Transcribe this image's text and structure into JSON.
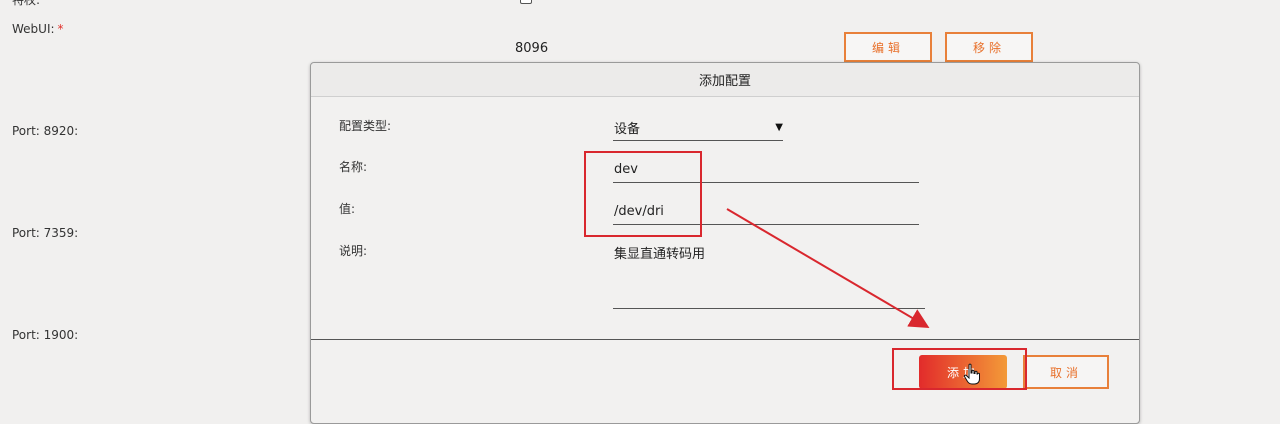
{
  "background": {
    "top_label": "特权:",
    "webui_label": "WebUI:",
    "required_mark": "*",
    "webui_value": "8096",
    "edit_button": "编辑",
    "remove_button": "移除",
    "port_labels": [
      "Port: 8920:",
      "Port: 7359:",
      "Port: 1900:"
    ]
  },
  "dialog": {
    "title": "添加配置",
    "fields": {
      "type_label": "配置类型:",
      "type_value": "设备",
      "name_label": "名称:",
      "name_value": "dev",
      "value_label": "值:",
      "value_value": "/dev/dri",
      "desc_label": "说明:",
      "desc_value": "集显直通转码用"
    },
    "add_button": "添加",
    "cancel_button": "取消"
  },
  "colors": {
    "accent": "#e8803a",
    "highlight": "#d9272e",
    "primary_gradient_start": "#e22b2b",
    "primary_gradient_end": "#f39a38"
  },
  "icons": {
    "select_arrow": "dropdown-arrow-icon",
    "cursor": "hand-pointer-icon",
    "annotation": "red-arrow-annotation"
  }
}
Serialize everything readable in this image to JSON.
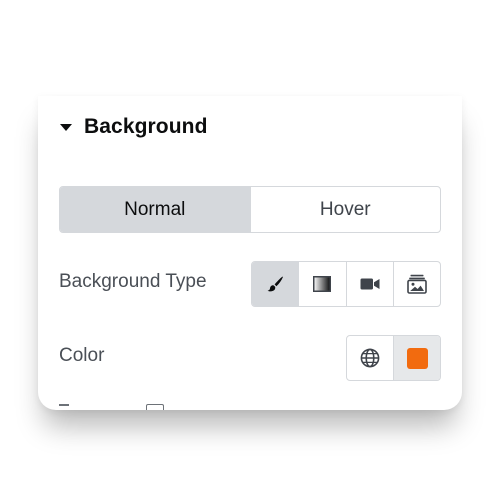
{
  "section": {
    "title": "Background",
    "caret_icon": "caret-down-icon"
  },
  "state_tabs": {
    "items": [
      {
        "label": "Normal",
        "active": true
      },
      {
        "label": "Hover",
        "active": false
      }
    ]
  },
  "background_type": {
    "label": "Background Type",
    "options": [
      {
        "icon": "brush-icon",
        "active": true
      },
      {
        "icon": "gradient-icon",
        "active": false
      },
      {
        "icon": "video-icon",
        "active": false
      },
      {
        "icon": "slideshow-icon",
        "active": false
      }
    ]
  },
  "color": {
    "label": "Color",
    "global_icon": "globe-icon",
    "value": "#f26b0f"
  },
  "colors": {
    "active_bg": "#d5d8dc",
    "border": "#d5d8dc",
    "text_dark": "#0c0d0e",
    "text_label": "#4a4f56"
  }
}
───
OBJECTIVE: Go through the listing above and return every line where the word "this" occurs.

EXERCISE RESULT:
Transcribe this image's text and structure into JSON.
Serialize everything readable in this image to JSON.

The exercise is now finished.